begin

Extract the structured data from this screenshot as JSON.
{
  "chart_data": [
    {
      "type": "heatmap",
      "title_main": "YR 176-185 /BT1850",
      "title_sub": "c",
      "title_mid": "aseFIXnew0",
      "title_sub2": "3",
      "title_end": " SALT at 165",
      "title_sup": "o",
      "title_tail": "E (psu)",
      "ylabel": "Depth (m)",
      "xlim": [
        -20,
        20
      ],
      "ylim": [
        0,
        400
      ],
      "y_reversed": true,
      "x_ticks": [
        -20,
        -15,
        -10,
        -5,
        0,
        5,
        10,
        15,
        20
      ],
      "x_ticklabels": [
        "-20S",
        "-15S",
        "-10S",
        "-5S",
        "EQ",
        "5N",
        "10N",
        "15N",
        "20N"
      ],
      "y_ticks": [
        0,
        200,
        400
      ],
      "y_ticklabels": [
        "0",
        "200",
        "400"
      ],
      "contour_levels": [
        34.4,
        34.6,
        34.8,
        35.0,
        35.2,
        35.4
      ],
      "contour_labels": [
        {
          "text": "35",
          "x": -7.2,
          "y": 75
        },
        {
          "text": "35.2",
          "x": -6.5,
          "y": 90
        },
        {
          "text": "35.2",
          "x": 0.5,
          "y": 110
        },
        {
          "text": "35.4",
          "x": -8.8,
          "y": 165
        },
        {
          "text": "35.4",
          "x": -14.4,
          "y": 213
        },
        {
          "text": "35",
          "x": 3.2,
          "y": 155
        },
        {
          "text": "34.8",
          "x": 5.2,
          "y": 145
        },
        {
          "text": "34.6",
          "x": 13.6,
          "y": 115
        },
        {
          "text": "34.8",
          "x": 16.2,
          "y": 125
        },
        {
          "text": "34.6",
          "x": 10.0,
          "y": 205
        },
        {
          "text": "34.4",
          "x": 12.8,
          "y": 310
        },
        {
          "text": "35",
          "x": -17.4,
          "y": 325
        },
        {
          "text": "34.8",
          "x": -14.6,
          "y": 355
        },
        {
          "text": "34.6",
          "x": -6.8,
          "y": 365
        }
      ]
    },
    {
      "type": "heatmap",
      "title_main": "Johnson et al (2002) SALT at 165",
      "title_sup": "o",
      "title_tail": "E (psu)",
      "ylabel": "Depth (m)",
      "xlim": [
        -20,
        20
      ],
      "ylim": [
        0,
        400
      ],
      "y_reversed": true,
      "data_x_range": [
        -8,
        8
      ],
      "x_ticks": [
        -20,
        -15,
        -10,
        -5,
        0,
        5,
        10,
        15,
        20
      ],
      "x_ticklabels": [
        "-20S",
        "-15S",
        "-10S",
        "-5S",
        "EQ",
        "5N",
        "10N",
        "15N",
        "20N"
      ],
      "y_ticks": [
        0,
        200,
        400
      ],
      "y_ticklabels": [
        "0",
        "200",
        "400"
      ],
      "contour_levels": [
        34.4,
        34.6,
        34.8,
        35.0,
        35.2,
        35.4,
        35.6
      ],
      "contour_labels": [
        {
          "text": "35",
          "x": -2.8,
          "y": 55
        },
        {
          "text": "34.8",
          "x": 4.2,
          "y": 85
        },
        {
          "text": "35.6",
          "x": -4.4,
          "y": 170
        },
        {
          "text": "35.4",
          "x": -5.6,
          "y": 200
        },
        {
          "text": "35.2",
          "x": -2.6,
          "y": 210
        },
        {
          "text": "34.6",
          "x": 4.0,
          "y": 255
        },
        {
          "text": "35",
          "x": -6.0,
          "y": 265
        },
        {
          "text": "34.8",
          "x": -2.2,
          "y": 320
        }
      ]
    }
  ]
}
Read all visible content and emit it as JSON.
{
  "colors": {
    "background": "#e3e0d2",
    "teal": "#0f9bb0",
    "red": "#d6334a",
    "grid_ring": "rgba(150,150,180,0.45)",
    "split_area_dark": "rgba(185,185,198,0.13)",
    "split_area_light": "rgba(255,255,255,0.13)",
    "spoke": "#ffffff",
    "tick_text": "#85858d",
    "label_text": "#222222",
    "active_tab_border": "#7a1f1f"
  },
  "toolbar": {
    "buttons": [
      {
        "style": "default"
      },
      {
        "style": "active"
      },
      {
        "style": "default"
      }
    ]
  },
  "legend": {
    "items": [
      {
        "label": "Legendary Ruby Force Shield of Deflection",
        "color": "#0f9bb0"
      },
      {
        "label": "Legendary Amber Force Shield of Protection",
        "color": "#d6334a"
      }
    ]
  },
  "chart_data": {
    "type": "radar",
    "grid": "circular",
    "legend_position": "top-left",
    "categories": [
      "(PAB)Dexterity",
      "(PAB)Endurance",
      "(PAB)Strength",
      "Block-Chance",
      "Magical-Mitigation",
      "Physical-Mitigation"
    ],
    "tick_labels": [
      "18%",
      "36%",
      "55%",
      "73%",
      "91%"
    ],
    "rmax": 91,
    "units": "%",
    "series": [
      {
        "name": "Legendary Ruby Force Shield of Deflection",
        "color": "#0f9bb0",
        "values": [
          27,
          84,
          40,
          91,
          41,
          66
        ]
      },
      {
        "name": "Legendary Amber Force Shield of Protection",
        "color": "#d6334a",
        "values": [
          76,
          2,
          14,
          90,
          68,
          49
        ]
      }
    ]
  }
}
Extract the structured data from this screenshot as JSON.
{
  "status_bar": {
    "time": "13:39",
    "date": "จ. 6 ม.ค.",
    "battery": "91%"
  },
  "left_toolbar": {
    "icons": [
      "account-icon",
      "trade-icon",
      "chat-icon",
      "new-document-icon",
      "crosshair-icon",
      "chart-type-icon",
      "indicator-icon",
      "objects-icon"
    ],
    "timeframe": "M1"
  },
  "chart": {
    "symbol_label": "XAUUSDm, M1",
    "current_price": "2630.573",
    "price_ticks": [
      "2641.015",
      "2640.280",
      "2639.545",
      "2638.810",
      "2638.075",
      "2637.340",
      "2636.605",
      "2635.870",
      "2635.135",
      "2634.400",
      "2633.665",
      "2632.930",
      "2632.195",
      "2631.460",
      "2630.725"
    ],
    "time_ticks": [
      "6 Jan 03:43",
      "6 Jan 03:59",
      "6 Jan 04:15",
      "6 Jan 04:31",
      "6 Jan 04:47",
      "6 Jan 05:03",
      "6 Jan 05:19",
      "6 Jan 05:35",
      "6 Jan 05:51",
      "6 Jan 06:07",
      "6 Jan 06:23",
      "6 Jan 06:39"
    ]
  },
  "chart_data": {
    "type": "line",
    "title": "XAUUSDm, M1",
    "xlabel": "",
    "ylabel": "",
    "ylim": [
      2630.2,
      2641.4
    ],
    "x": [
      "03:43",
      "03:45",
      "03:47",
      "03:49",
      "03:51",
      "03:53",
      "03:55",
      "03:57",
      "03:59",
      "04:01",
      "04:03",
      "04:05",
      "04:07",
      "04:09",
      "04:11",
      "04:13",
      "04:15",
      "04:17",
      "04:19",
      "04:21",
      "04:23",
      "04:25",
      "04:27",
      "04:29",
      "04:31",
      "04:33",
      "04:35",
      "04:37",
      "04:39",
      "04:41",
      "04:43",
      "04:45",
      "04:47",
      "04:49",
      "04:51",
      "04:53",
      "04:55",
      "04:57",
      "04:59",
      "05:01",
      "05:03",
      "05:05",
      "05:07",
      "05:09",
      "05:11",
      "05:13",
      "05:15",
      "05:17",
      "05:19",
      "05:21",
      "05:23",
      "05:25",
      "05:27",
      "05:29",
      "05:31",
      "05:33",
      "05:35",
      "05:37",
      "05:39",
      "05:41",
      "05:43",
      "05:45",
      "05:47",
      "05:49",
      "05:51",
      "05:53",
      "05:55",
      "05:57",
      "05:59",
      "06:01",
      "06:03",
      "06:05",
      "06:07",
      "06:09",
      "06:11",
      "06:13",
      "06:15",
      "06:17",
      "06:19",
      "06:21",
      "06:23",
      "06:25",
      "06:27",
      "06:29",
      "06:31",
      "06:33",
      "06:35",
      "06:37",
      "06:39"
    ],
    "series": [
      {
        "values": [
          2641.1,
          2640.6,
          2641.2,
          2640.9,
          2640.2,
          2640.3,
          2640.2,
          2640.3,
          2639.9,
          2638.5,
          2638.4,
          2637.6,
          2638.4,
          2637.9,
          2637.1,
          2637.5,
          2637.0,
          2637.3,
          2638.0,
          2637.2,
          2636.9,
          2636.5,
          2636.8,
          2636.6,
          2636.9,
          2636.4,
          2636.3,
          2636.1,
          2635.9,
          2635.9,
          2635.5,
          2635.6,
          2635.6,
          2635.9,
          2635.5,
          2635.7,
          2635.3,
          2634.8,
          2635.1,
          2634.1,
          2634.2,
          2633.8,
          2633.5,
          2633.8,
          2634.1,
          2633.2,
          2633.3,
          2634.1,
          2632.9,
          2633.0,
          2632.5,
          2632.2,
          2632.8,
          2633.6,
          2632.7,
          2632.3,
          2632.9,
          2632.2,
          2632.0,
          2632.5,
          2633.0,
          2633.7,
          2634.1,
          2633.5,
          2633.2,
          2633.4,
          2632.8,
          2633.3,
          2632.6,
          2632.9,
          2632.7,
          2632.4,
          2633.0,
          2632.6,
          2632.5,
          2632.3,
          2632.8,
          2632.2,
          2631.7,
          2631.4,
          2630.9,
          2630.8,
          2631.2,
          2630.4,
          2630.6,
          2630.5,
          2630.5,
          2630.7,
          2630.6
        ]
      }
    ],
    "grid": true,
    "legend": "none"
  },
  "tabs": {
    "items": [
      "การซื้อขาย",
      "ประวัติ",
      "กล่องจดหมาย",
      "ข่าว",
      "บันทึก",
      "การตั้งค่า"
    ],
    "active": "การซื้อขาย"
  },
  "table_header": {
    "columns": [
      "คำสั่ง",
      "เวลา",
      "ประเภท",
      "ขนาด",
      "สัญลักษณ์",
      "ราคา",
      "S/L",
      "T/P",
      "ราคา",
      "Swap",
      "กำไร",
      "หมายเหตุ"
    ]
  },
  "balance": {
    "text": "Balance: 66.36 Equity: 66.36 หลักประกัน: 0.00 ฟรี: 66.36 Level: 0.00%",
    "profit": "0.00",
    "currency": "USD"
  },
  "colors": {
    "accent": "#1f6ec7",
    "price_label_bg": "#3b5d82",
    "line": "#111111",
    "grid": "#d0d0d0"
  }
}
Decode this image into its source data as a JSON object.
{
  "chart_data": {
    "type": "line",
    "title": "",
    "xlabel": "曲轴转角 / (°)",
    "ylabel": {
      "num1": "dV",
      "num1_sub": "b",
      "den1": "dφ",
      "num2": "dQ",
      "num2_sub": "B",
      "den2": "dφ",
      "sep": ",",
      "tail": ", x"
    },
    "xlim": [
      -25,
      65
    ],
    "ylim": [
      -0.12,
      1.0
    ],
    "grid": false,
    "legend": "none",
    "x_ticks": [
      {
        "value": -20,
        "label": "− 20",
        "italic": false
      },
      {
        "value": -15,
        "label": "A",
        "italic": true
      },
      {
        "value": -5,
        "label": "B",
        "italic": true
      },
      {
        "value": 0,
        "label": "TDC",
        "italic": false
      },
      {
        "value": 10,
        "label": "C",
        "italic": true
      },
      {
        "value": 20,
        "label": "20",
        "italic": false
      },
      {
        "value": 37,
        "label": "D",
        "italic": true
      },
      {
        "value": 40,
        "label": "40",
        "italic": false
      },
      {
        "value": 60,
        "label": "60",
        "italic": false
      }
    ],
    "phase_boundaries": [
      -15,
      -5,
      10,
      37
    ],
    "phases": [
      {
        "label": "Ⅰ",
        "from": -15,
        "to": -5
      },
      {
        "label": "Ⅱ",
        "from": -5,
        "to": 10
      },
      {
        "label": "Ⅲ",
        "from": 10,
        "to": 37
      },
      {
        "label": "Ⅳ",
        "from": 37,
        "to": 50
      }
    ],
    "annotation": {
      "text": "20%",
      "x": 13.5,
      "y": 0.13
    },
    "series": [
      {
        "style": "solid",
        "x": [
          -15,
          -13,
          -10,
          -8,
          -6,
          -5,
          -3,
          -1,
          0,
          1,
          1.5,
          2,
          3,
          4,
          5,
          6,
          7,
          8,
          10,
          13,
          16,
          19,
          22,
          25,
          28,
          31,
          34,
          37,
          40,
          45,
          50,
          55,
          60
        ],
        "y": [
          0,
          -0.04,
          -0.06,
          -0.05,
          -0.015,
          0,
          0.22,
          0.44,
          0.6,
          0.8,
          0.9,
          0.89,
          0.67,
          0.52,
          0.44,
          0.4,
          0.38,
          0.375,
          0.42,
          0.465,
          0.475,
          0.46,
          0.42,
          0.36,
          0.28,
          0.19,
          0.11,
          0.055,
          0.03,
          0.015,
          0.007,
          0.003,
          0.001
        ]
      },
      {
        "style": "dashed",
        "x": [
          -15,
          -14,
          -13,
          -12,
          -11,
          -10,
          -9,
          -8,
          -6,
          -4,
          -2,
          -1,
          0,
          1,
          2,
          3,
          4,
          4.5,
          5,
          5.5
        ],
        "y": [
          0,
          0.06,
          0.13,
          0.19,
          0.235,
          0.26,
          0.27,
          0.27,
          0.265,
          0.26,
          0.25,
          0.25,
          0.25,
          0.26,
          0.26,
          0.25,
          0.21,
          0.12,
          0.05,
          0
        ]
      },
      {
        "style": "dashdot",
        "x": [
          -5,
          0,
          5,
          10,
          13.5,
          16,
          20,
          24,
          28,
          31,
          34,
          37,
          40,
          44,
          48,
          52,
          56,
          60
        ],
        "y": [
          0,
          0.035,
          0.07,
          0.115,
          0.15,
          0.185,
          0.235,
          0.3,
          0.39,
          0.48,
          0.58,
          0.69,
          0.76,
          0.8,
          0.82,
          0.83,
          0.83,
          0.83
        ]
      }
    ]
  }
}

end

Do this: From the records above, copy every line that holds the word "Legendary".

Exercise output:
        "label": "Legendary Ruby Force Shield of Deflection",
        "label": "Legendary Amber Force Shield of Protection",
        "name": "Legendary Ruby Force Shield of Deflection",
        "name": "Legendary Amber Force Shield of Protection",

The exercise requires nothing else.